> **Document section**
☆ ☆ ☆ ☆ ☆ ☆ ☆

Huggins v. StateAnnotate this Case
403 N.E.2d 332 (1980)
Robert HUGGINS, Appellant, v. STATE of Indiana, Appellee.
Supreme Court of Indiana.
April 29, 1980.
*333 Harriette Bailey Conn, Public Defender, K. Richard Payne, Sp. Asst. Public Defender, Indianapolis, for appellant.
Theo. L. Sendak, Atty. Gen., Gordon R. Medlicott, Deputy Atty. Gen., Indianapolis, for appellee.
Petitioner, Robert T. Huggins, brought this petition for post-conviction relief before the Allen Circuit Court pursuant to Ind.R.P.C. 1. He now appeals the denial of that petition to this Court raising the following issues:
1. Whether petitioner was denied his right to the effective assistance of counsel at the time preceding and including his plea of guilty to the charge of murder in the first degree; and
2. Whether said guilty plea was knowingly and voluntarily entered.
Petitioner was indicted for murder in the first degree, Burns Ind. Stat. Ann., § 10-3401 (1956 Repl.) on March 22, 1963. On December 3, 1963, petitioner pleaded guilty to that charge. The Honorable William O. Hughes of the Allen Circuit Court sentenced petitioner to life imprisonment on January 15, 1964. The judge then added the following words to petitioner's commitment order:"That the defendant, Robert T. Huggins, not be considered for parole so long as he lives."

☆ ☆ ☆ ☆ ☆ ☆ ☆

> **What you will do**
- a) In the court opinion, condense the paragraph beginning "Petitioner was indicted for murder" into two sentences that keep its dates, charge, sentence and parole restriction.
- b) From the entries, reproduce word for word the lines starting at the line that contains "footer-link-recruit[interactable]: 採用情報: [498, 2046, 540, 2061]" and stopping after the line that contains "back-to-list-button[interactable]: 一覧へ戻る: [382, 1843, 580, 1885]".

> **Entries shown**
☆ ☆ ☆ ☆ ☆ ☆ ☆

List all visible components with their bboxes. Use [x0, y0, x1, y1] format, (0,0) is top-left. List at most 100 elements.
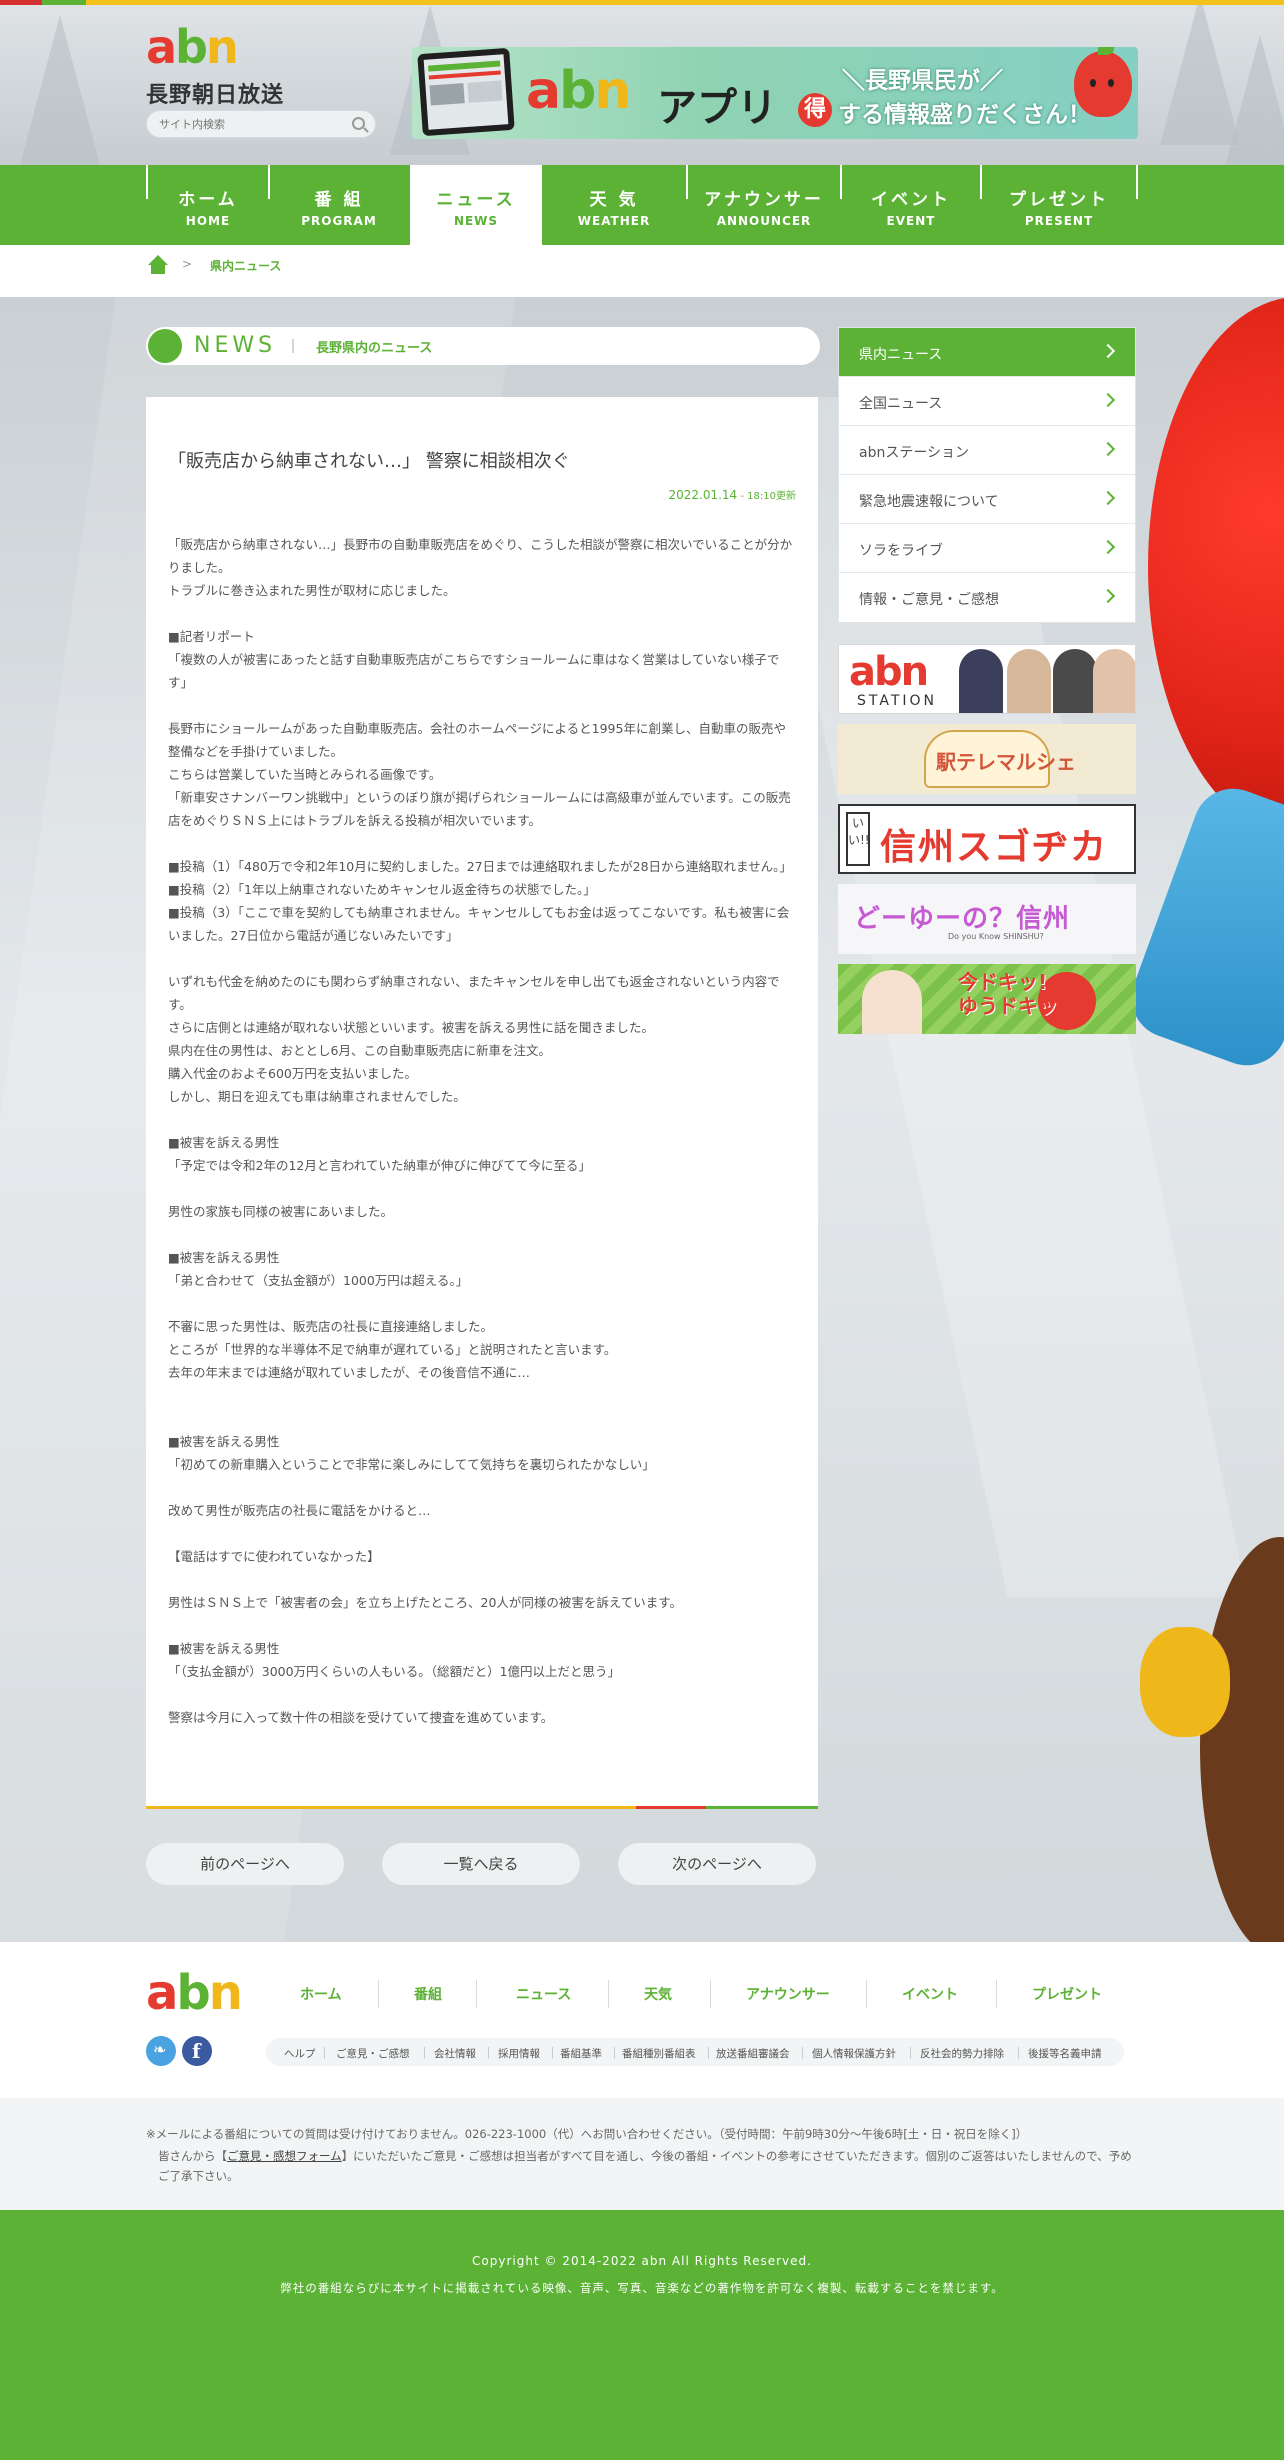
footer-link-recruit[interactable]: 採用情報: [498, 2046, 540, 2061]
banner-imadoki[interactable]: 今ドキッ! ゆうドキッ: [838, 964, 1136, 1034]
article-date: 2022.01.14 - 18:10更新: [668, 488, 796, 502]
feedback-form-link[interactable]: ご意見・感想フォーム: [227, 2149, 342, 2163]
article-paragraph: トラブルに巻き込まれた男性が取材に応じました。: [168, 583, 456, 598]
search-box: [146, 110, 376, 138]
article-paragraph: [168, 602, 796, 625]
article-paragraph: 改めて男性が販売店の社長に電話をかけると…: [168, 1503, 431, 1518]
notice-line1: ※メールによる番組についての質問は受け付けておりません。026-223-1000…: [146, 2127, 1028, 2141]
breadcrumb-current: 県内ニュース: [210, 259, 282, 273]
back-to-list-button[interactable]: 一覧へ戻る: [382, 1843, 580, 1885]
copyright-text: Copyright © 2014-2022 abn All Rights Res…: [472, 2254, 812, 2268]
mascot-body-image: [1200, 1537, 1284, 1942]
nav-news[interactable]: ニュース NEWS: [410, 165, 542, 245]
footer-link-feedback[interactable]: ご意見・ご感想: [336, 2046, 410, 2061]
sidebar-item-sora-live[interactable]: ソラをライブ: [839, 524, 1135, 573]
article-paragraph: さらに店側とは連絡が取れない状態といいます。被害を訴える男性に話を聞きました。: [168, 1020, 654, 1035]
article-paragraph: [168, 1292, 796, 1315]
footer: abn ホーム 番組 ニュース 天気 アナウンサー イベント プレゼント ヘルプ…: [0, 1942, 1284, 2098]
apple-mascot-icon: [1074, 47, 1132, 117]
footer-nav-weather[interactable]: 天気: [644, 1984, 672, 2004]
footer-logo[interactable]: abn: [146, 1968, 243, 2018]
article-paragraph: 「販売店から納車されない…」長野市の自動車販売店をめぐり、こうした相談が警察に相…: [168, 537, 793, 575]
app-banner-badge: 得: [798, 93, 832, 127]
nav-event[interactable]: イベント EVENT: [842, 165, 980, 245]
nav-present[interactable]: プレゼント PRESENT: [982, 165, 1136, 245]
article-paragraph: [168, 1108, 796, 1131]
news-section-header: NEWS 長野県内のニュース: [146, 327, 820, 365]
article-paragraph: 男性の家族も同様の被害にあいました。: [168, 1204, 394, 1219]
sidebar-item-abn-station[interactable]: abnステーション: [839, 426, 1135, 475]
article-paragraph: [168, 1223, 796, 1246]
sidebar-item-national-news[interactable]: 全国ニュース: [839, 377, 1135, 426]
footer-nav-program[interactable]: 番組: [414, 1984, 442, 2004]
sidebar-item-local-news[interactable]: 県内ニュース: [839, 328, 1135, 377]
footer-nav-announcer[interactable]: アナウンサー: [746, 1984, 830, 2004]
article-paragraph: [168, 947, 796, 970]
sidebar-item-earthquake[interactable]: 緊急地震速報について: [839, 475, 1135, 524]
prev-page-button[interactable]: 前のページへ: [146, 1843, 344, 1885]
article-paragraph: しかし、期日を迎えても車は納車されませんでした。: [168, 1089, 466, 1104]
sidebar-menu: 県内ニュース 全国ニュース abnステーション 緊急地震速報について ソラをライ…: [838, 327, 1136, 623]
article-paragraph: ■被害を訴える男性: [168, 1250, 280, 1265]
footer-nav-event[interactable]: イベント: [902, 1984, 958, 2004]
article-paragraph: ■被害を訴える男性: [168, 1135, 280, 1150]
banner-eki-marche[interactable]: 駅テレマルシェ: [838, 724, 1136, 794]
footer-link-help[interactable]: ヘルプ: [284, 2046, 316, 2061]
article-paragraph: ■記者リポート: [168, 629, 255, 644]
home-icon[interactable]: [148, 255, 168, 275]
footer-link-program-type[interactable]: 番組種別番組表: [622, 2046, 696, 2061]
nav-announcer[interactable]: アナウンサー ANNOUNCER: [688, 165, 840, 245]
banner-abn-station[interactable]: abn STATION: [838, 644, 1136, 714]
footer-link-company[interactable]: 会社情報: [434, 2046, 476, 2061]
app-banner-line2: する情報盛りだくさん！: [838, 102, 1091, 128]
twitter-icon[interactable]: [146, 2036, 176, 2066]
site-header: abn 長野朝日放送 abn アプリ ＼長野県民が／ 得 する情報盛りだくさん！: [0, 5, 1284, 165]
notice-line2: 皆さんから【ご意見・感想フォーム】にいただいたご意見・ご感想は担当者がすべて目を…: [158, 2149, 1132, 2183]
footer-link-antisocial[interactable]: 反社会的勢力排除: [920, 2046, 1004, 2061]
sidebar-item-feedback[interactable]: 情報・ご意見・ご感想: [839, 573, 1135, 622]
article-paragraph: こちらは営業していた当時とみられる画像です。: [168, 767, 442, 782]
chevron-right-icon: [1100, 490, 1116, 506]
next-page-button[interactable]: 次のページへ: [618, 1843, 816, 1885]
global-nav: ホーム HOME 番 組 PROGRAM ニュース NEWS 天 気 WEATHER ア…: [0, 165, 1284, 245]
article-paragraph: [168, 1568, 796, 1591]
article-paragraph: 「複数の人が被害にあったと話す自動車販売店がこちらですショールームに車はなく営業…: [168, 652, 780, 690]
footer-nav-home[interactable]: ホーム: [300, 1984, 342, 2004]
nav-weather[interactable]: 天 気 WEATHER: [542, 165, 686, 245]
chevron-right-icon: [1100, 441, 1116, 457]
article-paragraph: 【電話はすでに使われていなかった】: [168, 1549, 380, 1564]
search-icon[interactable]: [352, 117, 365, 130]
logo-subtitle: 長野朝日放送: [146, 83, 285, 108]
nav-home[interactable]: ホーム HOME: [148, 165, 268, 245]
app-banner-logo: abn: [526, 61, 631, 121]
article-paragraph: 購入代金のおよそ600万円を支払いました。: [168, 1066, 417, 1081]
banner-sugochikara[interactable]: いい!! 信州スゴヂカラ: [838, 804, 1136, 874]
phone-image: [417, 47, 515, 137]
app-banner-line1: ＼長野県民が／: [842, 68, 1003, 94]
app-banner[interactable]: abn アプリ ＼長野県民が／ 得 する情報盛りだくさん！: [412, 47, 1138, 139]
copyright-area: Copyright © 2014-2022 abn All Rights Res…: [0, 2210, 1284, 2460]
green-dot-icon: [148, 329, 182, 363]
footer-nav-present[interactable]: プレゼント: [1032, 1984, 1102, 2004]
article-paragraph: 「予定では令和2年の12月と言われていた納車が伸びに伸びてて今に至る」: [168, 1158, 591, 1173]
site-logo[interactable]: abn: [146, 24, 286, 70]
footer-nav-news[interactable]: ニュース: [516, 1984, 571, 2004]
facebook-icon[interactable]: [182, 2036, 212, 2066]
logo-text: abn: [146, 20, 239, 74]
article-body: 「販売店から納車されない…」長野市の自動車販売店をめぐり、こうした相談が警察に相…: [168, 533, 796, 1729]
search-input[interactable]: [147, 111, 327, 137]
article-paragraph: 「弟と合わせて（支払金額が）1000万円は超える。」: [168, 1273, 469, 1288]
article-paragraph: [168, 1384, 796, 1407]
article-title: 「販売店から納車されない…」 警察に相談相次ぐ: [168, 451, 570, 472]
footer-link-privacy[interactable]: 個人情報保護方針: [812, 2046, 896, 2061]
article-paragraph: ■投稿（2）「1年以上納車されないためキャンセル返金待ちの状態でした。」: [168, 882, 596, 897]
footer-link-council[interactable]: 放送番組審議会: [716, 2046, 790, 2061]
footer-link-program-standards[interactable]: 番組基準: [560, 2046, 602, 2061]
copyright-notice: 弊社の番組ならびに本サイトに掲載されている映像、音声、写真、音楽などの著作物を許…: [280, 2281, 1004, 2295]
banner-do-shinshu[interactable]: どーゆーの？信州 Do you Know SHINSHU?: [838, 884, 1136, 954]
footer-link-sponsorship[interactable]: 後援等名義申請: [1028, 2046, 1102, 2061]
article-footer-line: [146, 1806, 818, 1809]
article-paragraph: [168, 694, 796, 717]
article-paragraph: [168, 1476, 796, 1499]
nav-program[interactable]: 番 組 PROGRAM: [270, 165, 408, 245]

☆ ☆ ☆ ☆ ☆ ☆ ☆

> **The replies**
- a) Petitioner was indicted for first-degree murder under Burns Ind. Stat. Ann., § 10-3401 (1956 Repl.) on March 22, 1963, and pleaded guilty on December 3, 1963. On January 15, 1964, Judge William O. Hughes of the Allen Circuit Court sentenced him to life imprisonment and added to the commitment order that he "not be considered for parole so long as he lives."

- b)
footer-link-recruit[interactable]: 採用情報: [498, 2046, 540, 2061]
banner-imadoki[interactable]: 今ドキッ! ゆうドキッ: [838, 964, 1136, 1034]
article-date: 2022.01.14 - 18:10更新: [668, 488, 796, 502]
feedback-form-link[interactable]: ご意見・感想フォーム: [227, 2149, 342, 2163]
article-paragraph: トラブルに巻き込まれた男性が取材に応じました。: [168, 583, 456, 598]
search-box: [146, 110, 376, 138]
article-paragraph: [168, 602, 796, 625]
article-paragraph: 改めて男性が販売店の社長に電話をかけると…: [168, 1503, 431, 1518]
notice-line1: ※メールによる番組についての質問は受け付けておりません。026-223-1000…: [146, 2127, 1028, 2141]
breadcrumb-current: 県内ニュース: [210, 259, 282, 273]
back-to-list-button[interactable]: 一覧へ戻る: [382, 1843, 580, 1885]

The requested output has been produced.